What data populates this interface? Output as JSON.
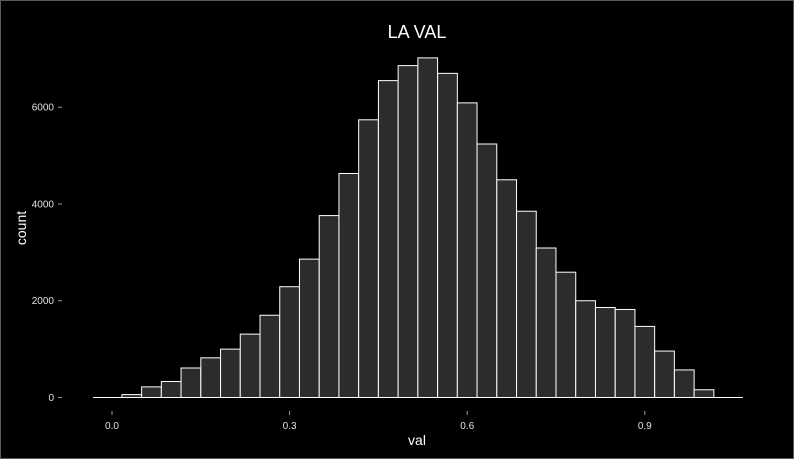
{
  "colors": {
    "background": "#000000",
    "bar_fill": "#2c2c2c",
    "bar_stroke": "#ffffff",
    "text": "#ffffff"
  },
  "chart_data": {
    "type": "bar",
    "subtype": "histogram",
    "title": "LA VAL",
    "xlabel": "val",
    "ylabel": "count",
    "bin_width": 0.0333,
    "bin_start": -0.0167,
    "bin_centers": [
      0.0,
      0.0333,
      0.0667,
      0.1,
      0.1333,
      0.1667,
      0.2,
      0.2333,
      0.2667,
      0.3,
      0.3333,
      0.3667,
      0.4,
      0.4333,
      0.4667,
      0.5,
      0.5333,
      0.5667,
      0.6,
      0.6333,
      0.6667,
      0.7,
      0.7333,
      0.7667,
      0.8,
      0.8333,
      0.8667,
      0.9,
      0.9333,
      0.9667,
      1.0
    ],
    "values": [
      0,
      60,
      220,
      330,
      610,
      820,
      1000,
      1310,
      1700,
      2290,
      2860,
      3760,
      4630,
      5740,
      6550,
      6860,
      7020,
      6700,
      6090,
      5240,
      4500,
      3850,
      3090,
      2590,
      2000,
      1860,
      1820,
      1470,
      960,
      570,
      160
    ],
    "xlim": [
      -0.0167,
      1.0167
    ],
    "ylim": [
      0,
      7020
    ],
    "x_ticks": [
      0.0,
      0.3,
      0.6,
      0.9
    ],
    "x_tick_labels": [
      "0.0",
      "0.3",
      "0.6",
      "0.9"
    ],
    "y_ticks": [
      0,
      2000,
      4000,
      6000
    ],
    "y_tick_labels": [
      "0",
      "2000",
      "4000",
      "6000"
    ],
    "grid": false,
    "legend": "none"
  }
}
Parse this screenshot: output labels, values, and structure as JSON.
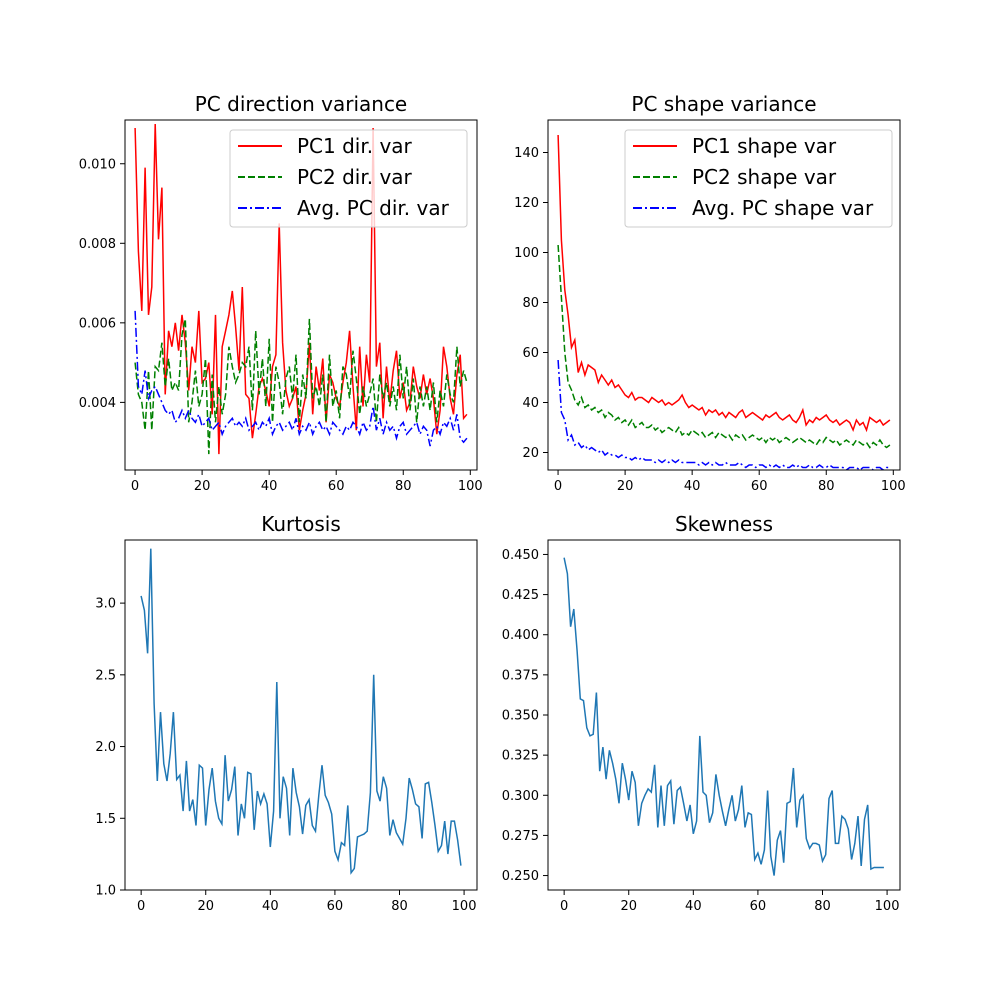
{
  "chart_data": [
    {
      "type": "line",
      "title": "PC direction variance",
      "xlabel": "",
      "ylabel": "",
      "xlim": [
        -3,
        102
      ],
      "ylim": [
        0.0023,
        0.0111
      ],
      "xticks": [
        0,
        20,
        40,
        60,
        80,
        100
      ],
      "yticks": [
        0.004,
        0.006,
        0.008,
        0.01
      ],
      "ytick_labels": [
        "0.004",
        "0.006",
        "0.008",
        "0.010"
      ],
      "grid": false,
      "legend": "upper right",
      "series": [
        {
          "name": "PC1 dir. var",
          "color": "#ff0000",
          "linestyle": "solid",
          "values": [
            0.0109,
            0.0078,
            0.0063,
            0.0099,
            0.0062,
            0.0069,
            0.011,
            0.0081,
            0.0094,
            0.0042,
            0.0058,
            0.0054,
            0.006,
            0.0053,
            0.0062,
            0.0055,
            0.0043,
            0.0054,
            0.005,
            0.0063,
            0.0045,
            0.0046,
            0.005,
            0.0037,
            0.0062,
            0.0027,
            0.0054,
            0.0058,
            0.0062,
            0.0068,
            0.0059,
            0.0048,
            0.0069,
            0.0042,
            0.0041,
            0.0031,
            0.0037,
            0.0044,
            0.0046,
            0.0043,
            0.0039,
            0.0049,
            0.0052,
            0.0085,
            0.0055,
            0.0043,
            0.0039,
            0.0041,
            0.0044,
            0.0033,
            0.0038,
            0.0042,
            0.0055,
            0.0037,
            0.0049,
            0.0043,
            0.0051,
            0.0035,
            0.0047,
            0.0045,
            0.0041,
            0.0039,
            0.0045,
            0.005,
            0.0058,
            0.0044,
            0.0033,
            0.0054,
            0.0039,
            0.0052,
            0.0045,
            0.0109,
            0.0049,
            0.0055,
            0.0036,
            0.0049,
            0.004,
            0.0048,
            0.0053,
            0.0041,
            0.0045,
            0.0038,
            0.004,
            0.0049,
            0.0044,
            0.0041,
            0.0047,
            0.0042,
            0.0046,
            0.0041,
            0.0032,
            0.0038,
            0.0054,
            0.0049,
            0.0041,
            0.0037,
            0.0047,
            0.0052,
            0.0036,
            0.0037
          ]
        },
        {
          "name": "PC2 dir. var",
          "color": "#008000",
          "linestyle": "dashed",
          "values": [
            0.005,
            0.0042,
            0.004,
            0.0033,
            0.0048,
            0.0033,
            0.0049,
            0.0048,
            0.0055,
            0.0044,
            0.0051,
            0.0043,
            0.0045,
            0.0043,
            0.0057,
            0.0061,
            0.0035,
            0.004,
            0.0048,
            0.0039,
            0.0042,
            0.0051,
            0.0027,
            0.0047,
            0.0035,
            0.0044,
            0.0037,
            0.0042,
            0.0054,
            0.0049,
            0.0045,
            0.0047,
            0.005,
            0.0049,
            0.0054,
            0.0038,
            0.0058,
            0.0042,
            0.0051,
            0.0039,
            0.0056,
            0.0035,
            0.0049,
            0.0045,
            0.0037,
            0.0046,
            0.0049,
            0.0041,
            0.0052,
            0.0035,
            0.0047,
            0.0041,
            0.0061,
            0.0041,
            0.0044,
            0.0039,
            0.0047,
            0.0035,
            0.0052,
            0.0039,
            0.0043,
            0.0036,
            0.0049,
            0.0047,
            0.0041,
            0.0053,
            0.0046,
            0.0037,
            0.0044,
            0.0039,
            0.0042,
            0.0046,
            0.0035,
            0.0047,
            0.0041,
            0.0045,
            0.0039,
            0.0044,
            0.0038,
            0.0052,
            0.0041,
            0.0049,
            0.0038,
            0.0046,
            0.0035,
            0.0044,
            0.0039,
            0.0044,
            0.0038,
            0.0045,
            0.0035,
            0.0043,
            0.0039,
            0.0047,
            0.0042,
            0.004,
            0.0054,
            0.0044,
            0.0048,
            0.0045
          ]
        },
        {
          "name": "Avg. PC dir. var",
          "color": "#0000ff",
          "linestyle": "dashdot",
          "values": [
            0.0063,
            0.0044,
            0.0042,
            0.0048,
            0.0041,
            0.0043,
            0.0044,
            0.0042,
            0.004,
            0.0038,
            0.0037,
            0.0038,
            0.0035,
            0.0036,
            0.0038,
            0.0036,
            0.0038,
            0.0036,
            0.0035,
            0.0037,
            0.0034,
            0.0035,
            0.0036,
            0.0033,
            0.0034,
            0.0035,
            0.0032,
            0.0034,
            0.0035,
            0.0036,
            0.0034,
            0.0035,
            0.0034,
            0.0036,
            0.0033,
            0.0034,
            0.0035,
            0.0033,
            0.0035,
            0.0034,
            0.0036,
            0.0032,
            0.0034,
            0.0035,
            0.0033,
            0.0034,
            0.0035,
            0.0033,
            0.0036,
            0.0032,
            0.0034,
            0.0033,
            0.0035,
            0.0032,
            0.0034,
            0.0035,
            0.0033,
            0.0034,
            0.0032,
            0.0035,
            0.0034,
            0.0033,
            0.0032,
            0.0034,
            0.0033,
            0.0035,
            0.0034,
            0.0032,
            0.0035,
            0.0033,
            0.0034,
            0.0039,
            0.0033,
            0.0036,
            0.0032,
            0.0035,
            0.0033,
            0.0034,
            0.0031,
            0.0034,
            0.0035,
            0.0032,
            0.0033,
            0.0034,
            0.0035,
            0.0032,
            0.0034,
            0.0033,
            0.0029,
            0.0033,
            0.0034,
            0.0032,
            0.0035,
            0.0034,
            0.0036,
            0.0033,
            0.0037,
            0.0031,
            0.003,
            0.0031
          ]
        }
      ]
    },
    {
      "type": "line",
      "title": "PC shape variance",
      "xlabel": "",
      "ylabel": "",
      "xlim": [
        -3,
        102
      ],
      "ylim": [
        13,
        153
      ],
      "xticks": [
        0,
        20,
        40,
        60,
        80,
        100
      ],
      "yticks": [
        20,
        40,
        60,
        80,
        100,
        120,
        140
      ],
      "ytick_labels": [
        "20",
        "40",
        "60",
        "80",
        "100",
        "120",
        "140"
      ],
      "grid": false,
      "legend": "upper right",
      "series": [
        {
          "name": "PC1 shape var",
          "color": "#ff0000",
          "linestyle": "solid",
          "values": [
            147,
            105,
            85,
            75,
            62,
            65,
            52,
            56,
            51,
            55,
            54,
            53,
            48,
            51,
            49,
            47,
            49,
            46,
            47,
            45,
            43,
            42,
            44,
            41,
            42,
            42,
            41,
            40,
            42,
            41,
            40,
            41,
            39,
            40,
            39,
            40,
            41,
            43,
            40,
            38,
            39,
            38,
            37,
            38,
            35,
            37,
            36,
            37,
            35,
            36,
            34,
            36,
            35,
            34,
            36,
            37,
            34,
            35,
            36,
            35,
            34,
            33,
            35,
            34,
            35,
            36,
            34,
            33,
            34,
            35,
            33,
            32,
            34,
            37,
            31,
            33,
            32,
            34,
            33,
            34,
            35,
            33,
            32,
            33,
            31,
            32,
            33,
            32,
            29,
            33,
            31,
            32,
            29,
            34,
            33,
            32,
            33,
            31,
            32,
            33
          ]
        },
        {
          "name": "PC2 shape var",
          "color": "#008000",
          "linestyle": "dashed",
          "values": [
            103,
            82,
            60,
            48,
            45,
            41,
            39,
            42,
            38,
            39,
            37,
            38,
            36,
            37,
            34,
            36,
            35,
            33,
            34,
            32,
            33,
            31,
            33,
            30,
            31,
            32,
            30,
            30,
            31,
            29,
            30,
            28,
            29,
            30,
            29,
            28,
            30,
            27,
            28,
            27,
            29,
            28,
            27,
            28,
            26,
            27,
            28,
            26,
            28,
            27,
            26,
            27,
            25,
            27,
            26,
            27,
            25,
            26,
            27,
            26,
            25,
            26,
            24,
            26,
            25,
            26,
            24,
            25,
            26,
            25,
            24,
            25,
            26,
            25,
            24,
            25,
            24,
            23,
            25,
            24,
            26,
            25,
            24,
            25,
            23,
            24,
            25,
            24,
            23,
            25,
            24,
            23,
            24,
            22,
            24,
            23,
            25,
            23,
            22,
            23
          ]
        },
        {
          "name": "Avg. PC shape var",
          "color": "#0000ff",
          "linestyle": "dashdot",
          "values": [
            57,
            36,
            33,
            25,
            27,
            23,
            24,
            22,
            23,
            21,
            22,
            21,
            20,
            21,
            19,
            20,
            19,
            19,
            18,
            19,
            18,
            18,
            17,
            18,
            17,
            18,
            17,
            17,
            17,
            16,
            17,
            16,
            17,
            16,
            17,
            16,
            17,
            16,
            16,
            16,
            16,
            16,
            15,
            16,
            15,
            16,
            15,
            16,
            15,
            15,
            16,
            15,
            15,
            15,
            16,
            15,
            14,
            15,
            15,
            14,
            15,
            15,
            14,
            15,
            14,
            15,
            14,
            15,
            14,
            14,
            15,
            14,
            15,
            14,
            14,
            15,
            14,
            14,
            15,
            14,
            14,
            15,
            14,
            14,
            14,
            14,
            13,
            14,
            14,
            14,
            13,
            14,
            14,
            14,
            13,
            14,
            14,
            13,
            14,
            14
          ]
        }
      ]
    },
    {
      "type": "line",
      "title": "Kurtosis",
      "xlabel": "",
      "ylabel": "",
      "xlim": [
        -5,
        104
      ],
      "ylim": [
        1.0,
        3.44
      ],
      "xticks": [
        0,
        20,
        40,
        60,
        80,
        100
      ],
      "yticks": [
        1.0,
        1.5,
        2.0,
        2.5,
        3.0
      ],
      "ytick_labels": [
        "1.0",
        "1.5",
        "2.0",
        "2.5",
        "3.0"
      ],
      "grid": false,
      "legend": "none",
      "series": [
        {
          "color": "#1f77b4",
          "linestyle": "solid",
          "values": [
            3.05,
            2.95,
            2.65,
            3.38,
            2.3,
            1.76,
            2.24,
            1.88,
            1.76,
            1.95,
            2.24,
            1.77,
            1.8,
            1.55,
            1.9,
            1.55,
            1.63,
            1.45,
            1.87,
            1.85,
            1.45,
            1.7,
            1.85,
            1.62,
            1.5,
            1.46,
            1.94,
            1.62,
            1.7,
            1.86,
            1.38,
            1.6,
            1.5,
            1.82,
            1.81,
            1.42,
            1.69,
            1.6,
            1.67,
            1.6,
            1.3,
            1.55,
            2.45,
            1.5,
            1.79,
            1.71,
            1.38,
            1.85,
            1.68,
            1.58,
            1.39,
            1.59,
            1.63,
            1.45,
            1.41,
            1.66,
            1.87,
            1.66,
            1.61,
            1.53,
            1.27,
            1.21,
            1.33,
            1.31,
            1.59,
            1.12,
            1.15,
            1.37,
            1.38,
            1.39,
            1.41,
            1.68,
            2.5,
            1.69,
            1.62,
            1.79,
            1.71,
            1.38,
            1.49,
            1.4,
            1.36,
            1.32,
            1.5,
            1.78,
            1.7,
            1.6,
            1.58,
            1.36,
            1.74,
            1.75,
            1.61,
            1.45,
            1.27,
            1.31,
            1.48,
            1.25,
            1.48,
            1.48,
            1.35,
            1.17
          ]
        }
      ]
    },
    {
      "type": "line",
      "title": "Skewness",
      "xlabel": "",
      "ylabel": "",
      "xlim": [
        -5,
        104
      ],
      "ylim": [
        0.241,
        0.459
      ],
      "xticks": [
        0,
        20,
        40,
        60,
        80,
        100
      ],
      "yticks": [
        0.25,
        0.275,
        0.3,
        0.325,
        0.35,
        0.375,
        0.4,
        0.425,
        0.45
      ],
      "ytick_labels": [
        "0.250",
        "0.275",
        "0.300",
        "0.325",
        "0.350",
        "0.375",
        "0.400",
        "0.425",
        "0.450"
      ],
      "grid": false,
      "legend": "none",
      "series": [
        {
          "color": "#1f77b4",
          "linestyle": "solid",
          "values": [
            0.448,
            0.438,
            0.405,
            0.416,
            0.39,
            0.36,
            0.359,
            0.342,
            0.337,
            0.338,
            0.364,
            0.315,
            0.33,
            0.31,
            0.328,
            0.32,
            0.31,
            0.295,
            0.32,
            0.31,
            0.297,
            0.315,
            0.308,
            0.281,
            0.295,
            0.3,
            0.304,
            0.302,
            0.319,
            0.28,
            0.306,
            0.281,
            0.306,
            0.309,
            0.282,
            0.303,
            0.305,
            0.295,
            0.284,
            0.294,
            0.276,
            0.284,
            0.337,
            0.302,
            0.3,
            0.283,
            0.289,
            0.313,
            0.3,
            0.29,
            0.281,
            0.291,
            0.3,
            0.284,
            0.291,
            0.306,
            0.28,
            0.289,
            0.288,
            0.26,
            0.264,
            0.257,
            0.266,
            0.303,
            0.262,
            0.25,
            0.272,
            0.278,
            0.258,
            0.295,
            0.296,
            0.317,
            0.28,
            0.297,
            0.3,
            0.273,
            0.267,
            0.27,
            0.27,
            0.269,
            0.259,
            0.263,
            0.298,
            0.303,
            0.27,
            0.27,
            0.287,
            0.285,
            0.279,
            0.26,
            0.27,
            0.287,
            0.256,
            0.285,
            0.294,
            0.254,
            0.255,
            0.255,
            0.255,
            0.255
          ]
        }
      ]
    }
  ]
}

Aim of the exercise:
Determine the number of lines where the string "variance" occurs, and give that number only.

Answer for this exercise:
2